WHAT YOU SHOULD DO —
Tally the lines containing the word "Januar" and give the total alone.

___ DATA SHOWN ___

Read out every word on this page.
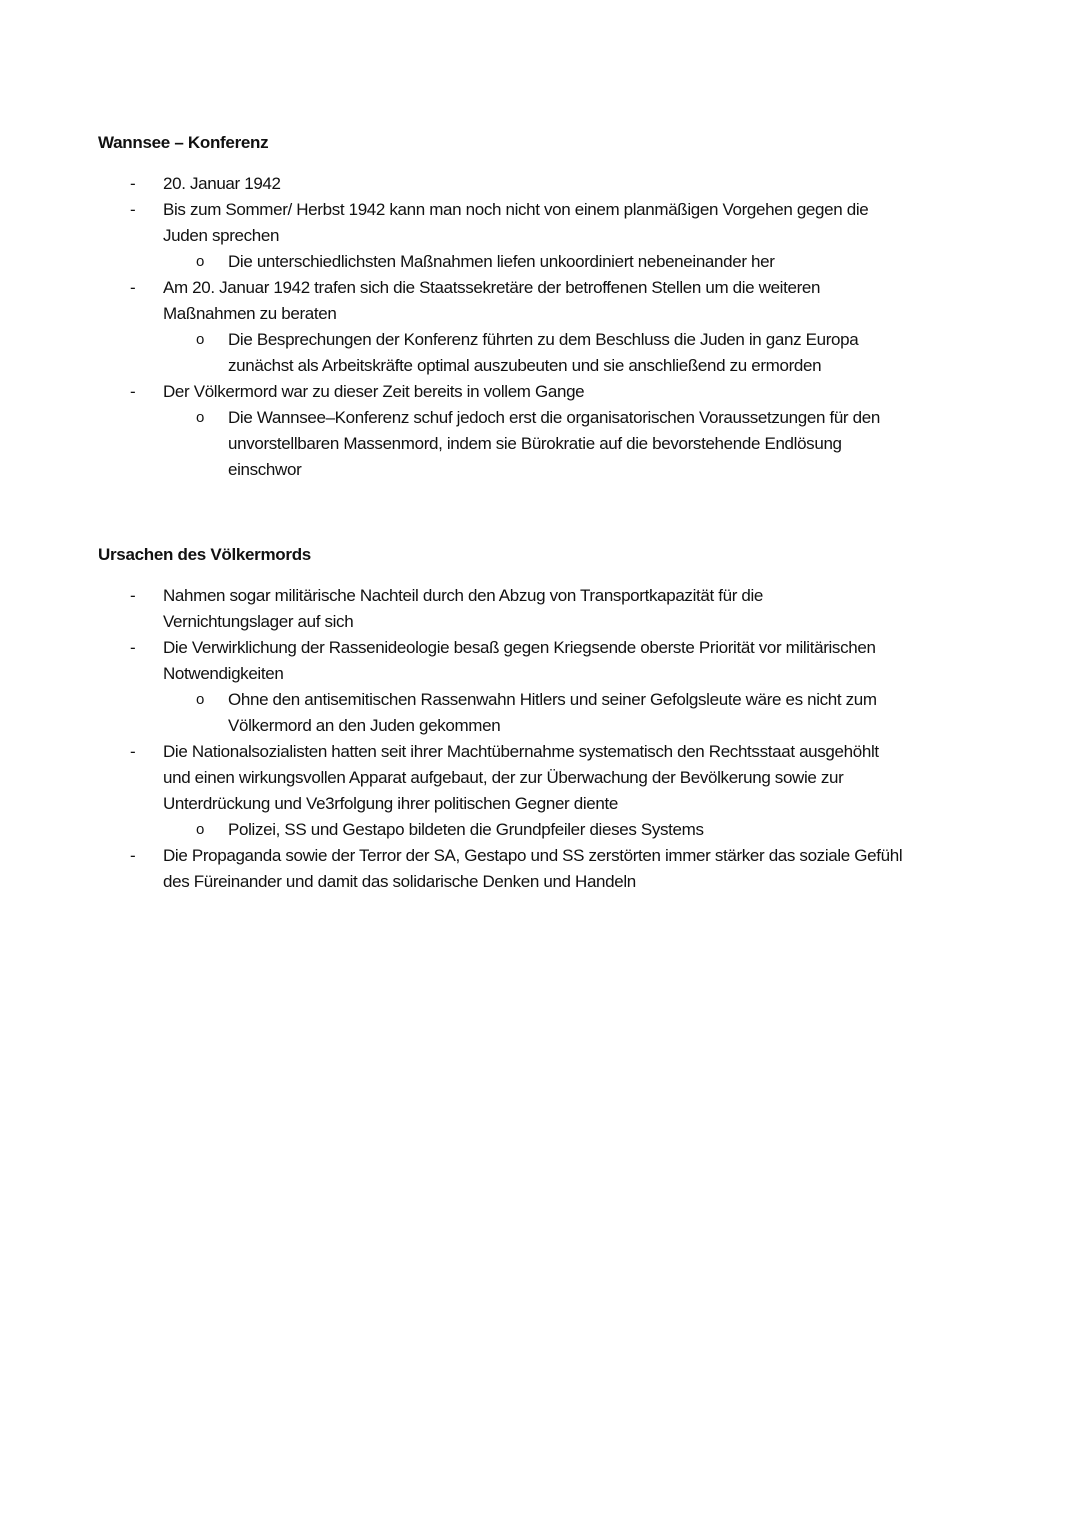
Wannsee – Konferenz
-	20. Januar 1942
-	Bis zum Sommer/ Herbst 1942 kann man noch nicht von einem planmäßigen Vorgehen gegen die
Juden sprechen
o	Die unterschiedlichsten Maßnahmen liefen unkoordiniert nebeneinander her
-	Am 20. Januar 1942 trafen sich die Staatssekretäre der betroffenen Stellen um die weiteren
Maßnahmen zu beraten
o	Die Besprechungen der Konferenz führten zu dem Beschluss die Juden in ganz Europa
zunächst als Arbeitskräfte optimal auszubeuten und sie anschließend zu ermorden
-	Der Völkermord war zu dieser Zeit bereits in vollem Gange
o	Die Wannsee–Konferenz schuf jedoch erst die organisatorischen Voraussetzungen für den
unvorstellbaren Massenmord, indem sie Bürokratie auf die bevorstehende Endlösung
einschwor
Ursachen des Völkermords
-	Nahmen sogar militärische Nachteil durch den Abzug von Transportkapazität für die
Vernichtungslager auf sich
-	Die Verwirklichung der Rassenideologie besaß gegen Kriegsende oberste Priorität vor militärischen
Notwendigkeiten
o	Ohne den antisemitischen Rassenwahn Hitlers und seiner Gefolgsleute wäre es nicht zum
Völkermord an den Juden gekommen
-	Die Nationalsozialisten hatten seit ihrer Machtübernahme systematisch den Rechtsstaat ausgehöhlt
und einen wirkungsvollen Apparat aufgebaut, der zur Überwachung der Bevölkerung sowie zur
Unterdrückung und Ve3rfolgung ihrer politischen Gegner diente
o	Polizei, SS und Gestapo bildeten die Grundpfeiler dieses Systems
-	Die Propaganda sowie der Terror der SA, Gestapo und SS zerstörten immer stärker das soziale Gefühl
des Füreinander und damit das solidarische Denken und Handeln
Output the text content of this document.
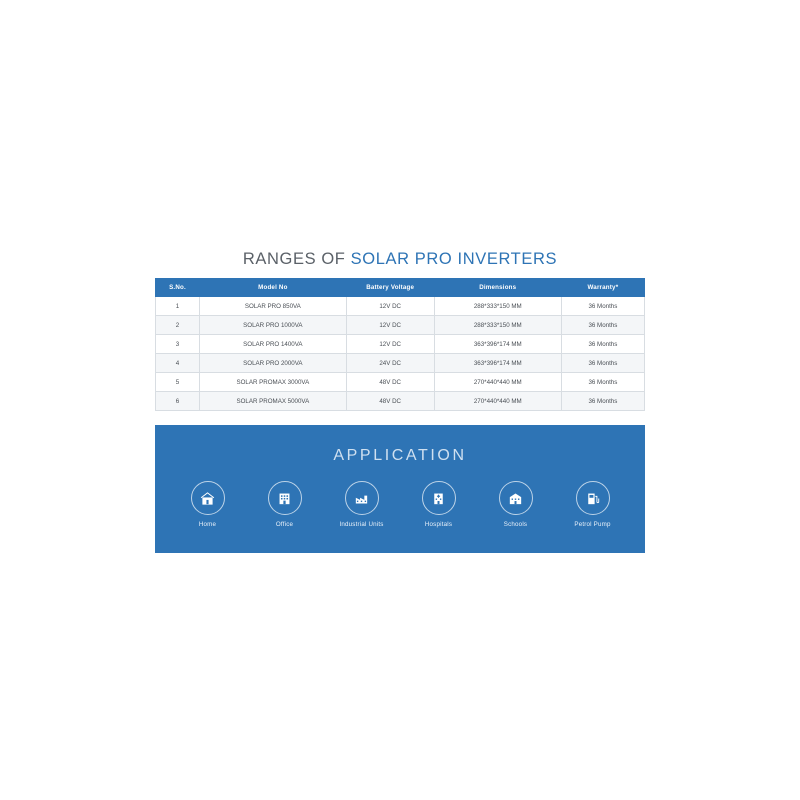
RANGES OF SOLAR PRO INVERTERS
S.No.	Model No	Battery Voltage	Dimensions	Warranty*
1	SOLAR PRO 850VA	12V DC	288*333*150 MM	36 Months
2	SOLAR PRO 1000VA	12V DC	288*333*150 MM	36 Months
3	SOLAR PRO 1400VA	12V DC	363*396*174 MM	36 Months
4	SOLAR PRO 2000VA	24V DC	363*396*174 MM	36 Months
5	SOLAR PROMAX 3000VA	48V DC	270*440*440 MM	36 Months
6	SOLAR PROMAX 5000VA	48V DC	270*440*440 MM	36 Months
APPLICATION
Home	Office	Industrial Units	Hospitals	Schools	Petrol Pump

___

FULL SOLUTION —
2